**Stated exercise:** Reproduce the full listing below unchanged, apart from the pictures.

**Supplied entries:**
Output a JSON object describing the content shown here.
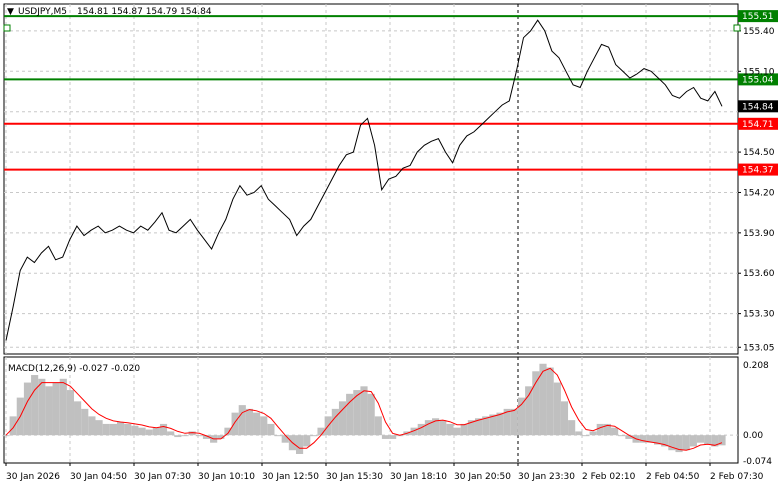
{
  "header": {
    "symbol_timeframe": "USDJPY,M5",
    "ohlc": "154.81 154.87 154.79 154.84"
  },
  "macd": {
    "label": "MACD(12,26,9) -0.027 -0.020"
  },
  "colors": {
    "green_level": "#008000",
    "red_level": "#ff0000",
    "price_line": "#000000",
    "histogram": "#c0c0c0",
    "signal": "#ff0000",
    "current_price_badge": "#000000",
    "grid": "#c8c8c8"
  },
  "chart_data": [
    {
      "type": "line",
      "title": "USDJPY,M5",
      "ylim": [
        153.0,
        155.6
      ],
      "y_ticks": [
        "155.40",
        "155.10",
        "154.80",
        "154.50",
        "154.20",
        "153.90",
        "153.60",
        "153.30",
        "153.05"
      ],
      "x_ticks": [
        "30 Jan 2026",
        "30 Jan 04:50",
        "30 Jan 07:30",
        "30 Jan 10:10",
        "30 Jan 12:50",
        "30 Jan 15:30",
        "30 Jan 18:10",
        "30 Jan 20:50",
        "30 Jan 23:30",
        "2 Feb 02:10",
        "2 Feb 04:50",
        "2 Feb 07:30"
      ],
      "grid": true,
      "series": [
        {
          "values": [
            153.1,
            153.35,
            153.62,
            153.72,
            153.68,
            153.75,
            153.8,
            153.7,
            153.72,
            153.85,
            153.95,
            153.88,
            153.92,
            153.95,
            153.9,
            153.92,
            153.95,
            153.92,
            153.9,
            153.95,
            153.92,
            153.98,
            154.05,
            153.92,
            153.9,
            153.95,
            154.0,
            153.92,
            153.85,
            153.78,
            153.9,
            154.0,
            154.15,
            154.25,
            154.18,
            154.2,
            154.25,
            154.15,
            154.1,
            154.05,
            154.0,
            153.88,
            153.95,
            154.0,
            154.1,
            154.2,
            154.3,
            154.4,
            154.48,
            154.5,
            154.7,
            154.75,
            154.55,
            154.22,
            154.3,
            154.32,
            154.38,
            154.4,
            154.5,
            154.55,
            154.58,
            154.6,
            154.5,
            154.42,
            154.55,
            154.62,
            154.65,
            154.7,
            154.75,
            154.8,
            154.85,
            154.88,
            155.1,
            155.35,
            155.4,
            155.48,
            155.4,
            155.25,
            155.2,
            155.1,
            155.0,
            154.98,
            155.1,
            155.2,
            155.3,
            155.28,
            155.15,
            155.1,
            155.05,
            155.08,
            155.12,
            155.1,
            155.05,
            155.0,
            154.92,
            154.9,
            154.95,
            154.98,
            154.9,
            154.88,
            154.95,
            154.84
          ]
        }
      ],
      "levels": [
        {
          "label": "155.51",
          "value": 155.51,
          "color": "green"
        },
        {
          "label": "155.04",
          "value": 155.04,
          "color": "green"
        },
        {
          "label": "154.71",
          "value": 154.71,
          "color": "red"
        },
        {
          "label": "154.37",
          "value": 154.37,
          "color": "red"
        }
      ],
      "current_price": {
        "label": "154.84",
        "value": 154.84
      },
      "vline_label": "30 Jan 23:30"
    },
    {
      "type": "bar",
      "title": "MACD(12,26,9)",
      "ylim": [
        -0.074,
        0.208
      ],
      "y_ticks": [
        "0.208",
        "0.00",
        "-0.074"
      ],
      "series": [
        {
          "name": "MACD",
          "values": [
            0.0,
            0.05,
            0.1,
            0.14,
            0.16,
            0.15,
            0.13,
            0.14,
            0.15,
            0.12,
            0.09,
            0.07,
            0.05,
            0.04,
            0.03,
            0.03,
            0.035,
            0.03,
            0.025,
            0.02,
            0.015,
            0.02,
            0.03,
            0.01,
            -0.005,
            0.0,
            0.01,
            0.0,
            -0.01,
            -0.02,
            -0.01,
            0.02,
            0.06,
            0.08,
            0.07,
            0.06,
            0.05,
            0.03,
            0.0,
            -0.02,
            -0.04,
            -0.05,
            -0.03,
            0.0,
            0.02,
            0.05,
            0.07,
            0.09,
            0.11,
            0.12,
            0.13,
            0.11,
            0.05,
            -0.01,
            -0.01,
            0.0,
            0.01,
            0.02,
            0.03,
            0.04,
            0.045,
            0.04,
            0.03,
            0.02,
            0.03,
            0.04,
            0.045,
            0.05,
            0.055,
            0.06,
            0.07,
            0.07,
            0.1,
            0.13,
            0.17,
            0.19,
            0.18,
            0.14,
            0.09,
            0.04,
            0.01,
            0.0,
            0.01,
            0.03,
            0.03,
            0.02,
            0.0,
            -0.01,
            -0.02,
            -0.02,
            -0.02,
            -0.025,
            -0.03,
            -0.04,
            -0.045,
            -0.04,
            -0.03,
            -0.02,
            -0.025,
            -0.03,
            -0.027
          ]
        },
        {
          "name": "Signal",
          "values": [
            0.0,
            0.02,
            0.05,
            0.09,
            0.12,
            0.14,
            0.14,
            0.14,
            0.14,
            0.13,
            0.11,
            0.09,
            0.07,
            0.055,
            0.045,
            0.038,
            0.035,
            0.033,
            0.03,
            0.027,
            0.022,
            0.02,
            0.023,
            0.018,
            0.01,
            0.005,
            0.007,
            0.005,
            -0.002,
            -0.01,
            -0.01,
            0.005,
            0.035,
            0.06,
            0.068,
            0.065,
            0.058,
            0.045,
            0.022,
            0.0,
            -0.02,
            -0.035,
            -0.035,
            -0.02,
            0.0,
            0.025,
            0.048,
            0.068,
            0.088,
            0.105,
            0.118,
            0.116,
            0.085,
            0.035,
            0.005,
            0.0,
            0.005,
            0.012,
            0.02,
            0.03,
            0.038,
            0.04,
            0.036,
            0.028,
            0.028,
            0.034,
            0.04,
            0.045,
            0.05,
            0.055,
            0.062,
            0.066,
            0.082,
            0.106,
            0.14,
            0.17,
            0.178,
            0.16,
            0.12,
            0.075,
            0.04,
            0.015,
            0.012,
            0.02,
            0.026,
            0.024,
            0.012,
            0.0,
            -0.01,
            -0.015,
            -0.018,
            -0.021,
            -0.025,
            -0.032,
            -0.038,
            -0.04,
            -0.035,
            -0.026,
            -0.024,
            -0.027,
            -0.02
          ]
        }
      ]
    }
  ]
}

**Full solution:**
Output a JSON object describing the content shown here.
{
  "header": {
    "symbol_timeframe": "USDJPY,M5",
    "ohlc": "154.81 154.87 154.79 154.84"
  },
  "macd": {
    "label": "MACD(12,26,9) -0.027 -0.020"
  },
  "colors": {
    "green_level": "#008000",
    "red_level": "#ff0000",
    "price_line": "#000000",
    "histogram": "#c0c0c0",
    "signal": "#ff0000",
    "current_price_badge": "#000000",
    "grid": "#c8c8c8"
  },
  "chart_data": [
    {
      "type": "line",
      "title": "USDJPY,M5",
      "ylim": [
        153.0,
        155.6
      ],
      "y_ticks": [
        "155.40",
        "155.10",
        "154.80",
        "154.50",
        "154.20",
        "153.90",
        "153.60",
        "153.30",
        "153.05"
      ],
      "x_ticks": [
        "30 Jan 2026",
        "30 Jan 04:50",
        "30 Jan 07:30",
        "30 Jan 10:10",
        "30 Jan 12:50",
        "30 Jan 15:30",
        "30 Jan 18:10",
        "30 Jan 20:50",
        "30 Jan 23:30",
        "2 Feb 02:10",
        "2 Feb 04:50",
        "2 Feb 07:30"
      ],
      "grid": true,
      "series": [
        {
          "values": [
            153.1,
            153.35,
            153.62,
            153.72,
            153.68,
            153.75,
            153.8,
            153.7,
            153.72,
            153.85,
            153.95,
            153.88,
            153.92,
            153.95,
            153.9,
            153.92,
            153.95,
            153.92,
            153.9,
            153.95,
            153.92,
            153.98,
            154.05,
            153.92,
            153.9,
            153.95,
            154.0,
            153.92,
            153.85,
            153.78,
            153.9,
            154.0,
            154.15,
            154.25,
            154.18,
            154.2,
            154.25,
            154.15,
            154.1,
            154.05,
            154.0,
            153.88,
            153.95,
            154.0,
            154.1,
            154.2,
            154.3,
            154.4,
            154.48,
            154.5,
            154.7,
            154.75,
            154.55,
            154.22,
            154.3,
            154.32,
            154.38,
            154.4,
            154.5,
            154.55,
            154.58,
            154.6,
            154.5,
            154.42,
            154.55,
            154.62,
            154.65,
            154.7,
            154.75,
            154.8,
            154.85,
            154.88,
            155.1,
            155.35,
            155.4,
            155.48,
            155.4,
            155.25,
            155.2,
            155.1,
            155.0,
            154.98,
            155.1,
            155.2,
            155.3,
            155.28,
            155.15,
            155.1,
            155.05,
            155.08,
            155.12,
            155.1,
            155.05,
            155.0,
            154.92,
            154.9,
            154.95,
            154.98,
            154.9,
            154.88,
            154.95,
            154.84
          ]
        }
      ],
      "levels": [
        {
          "label": "155.51",
          "value": 155.51,
          "color": "green"
        },
        {
          "label": "155.04",
          "value": 155.04,
          "color": "green"
        },
        {
          "label": "154.71",
          "value": 154.71,
          "color": "red"
        },
        {
          "label": "154.37",
          "value": 154.37,
          "color": "red"
        }
      ],
      "current_price": {
        "label": "154.84",
        "value": 154.84
      },
      "vline_label": "30 Jan 23:30"
    },
    {
      "type": "bar",
      "title": "MACD(12,26,9)",
      "ylim": [
        -0.074,
        0.208
      ],
      "y_ticks": [
        "0.208",
        "0.00",
        "-0.074"
      ],
      "series": [
        {
          "name": "MACD",
          "values": [
            0.0,
            0.05,
            0.1,
            0.14,
            0.16,
            0.15,
            0.13,
            0.14,
            0.15,
            0.12,
            0.09,
            0.07,
            0.05,
            0.04,
            0.03,
            0.03,
            0.035,
            0.03,
            0.025,
            0.02,
            0.015,
            0.02,
            0.03,
            0.01,
            -0.005,
            0.0,
            0.01,
            0.0,
            -0.01,
            -0.02,
            -0.01,
            0.02,
            0.06,
            0.08,
            0.07,
            0.06,
            0.05,
            0.03,
            0.0,
            -0.02,
            -0.04,
            -0.05,
            -0.03,
            0.0,
            0.02,
            0.05,
            0.07,
            0.09,
            0.11,
            0.12,
            0.13,
            0.11,
            0.05,
            -0.01,
            -0.01,
            0.0,
            0.01,
            0.02,
            0.03,
            0.04,
            0.045,
            0.04,
            0.03,
            0.02,
            0.03,
            0.04,
            0.045,
            0.05,
            0.055,
            0.06,
            0.07,
            0.07,
            0.1,
            0.13,
            0.17,
            0.19,
            0.18,
            0.14,
            0.09,
            0.04,
            0.01,
            0.0,
            0.01,
            0.03,
            0.03,
            0.02,
            0.0,
            -0.01,
            -0.02,
            -0.02,
            -0.02,
            -0.025,
            -0.03,
            -0.04,
            -0.045,
            -0.04,
            -0.03,
            -0.02,
            -0.025,
            -0.03,
            -0.027
          ]
        },
        {
          "name": "Signal",
          "values": [
            0.0,
            0.02,
            0.05,
            0.09,
            0.12,
            0.14,
            0.14,
            0.14,
            0.14,
            0.13,
            0.11,
            0.09,
            0.07,
            0.055,
            0.045,
            0.038,
            0.035,
            0.033,
            0.03,
            0.027,
            0.022,
            0.02,
            0.023,
            0.018,
            0.01,
            0.005,
            0.007,
            0.005,
            -0.002,
            -0.01,
            -0.01,
            0.005,
            0.035,
            0.06,
            0.068,
            0.065,
            0.058,
            0.045,
            0.022,
            0.0,
            -0.02,
            -0.035,
            -0.035,
            -0.02,
            0.0,
            0.025,
            0.048,
            0.068,
            0.088,
            0.105,
            0.118,
            0.116,
            0.085,
            0.035,
            0.005,
            0.0,
            0.005,
            0.012,
            0.02,
            0.03,
            0.038,
            0.04,
            0.036,
            0.028,
            0.028,
            0.034,
            0.04,
            0.045,
            0.05,
            0.055,
            0.062,
            0.066,
            0.082,
            0.106,
            0.14,
            0.17,
            0.178,
            0.16,
            0.12,
            0.075,
            0.04,
            0.015,
            0.012,
            0.02,
            0.026,
            0.024,
            0.012,
            0.0,
            -0.01,
            -0.015,
            -0.018,
            -0.021,
            -0.025,
            -0.032,
            -0.038,
            -0.04,
            -0.035,
            -0.026,
            -0.024,
            -0.027,
            -0.02
          ]
        }
      ]
    }
  ]
}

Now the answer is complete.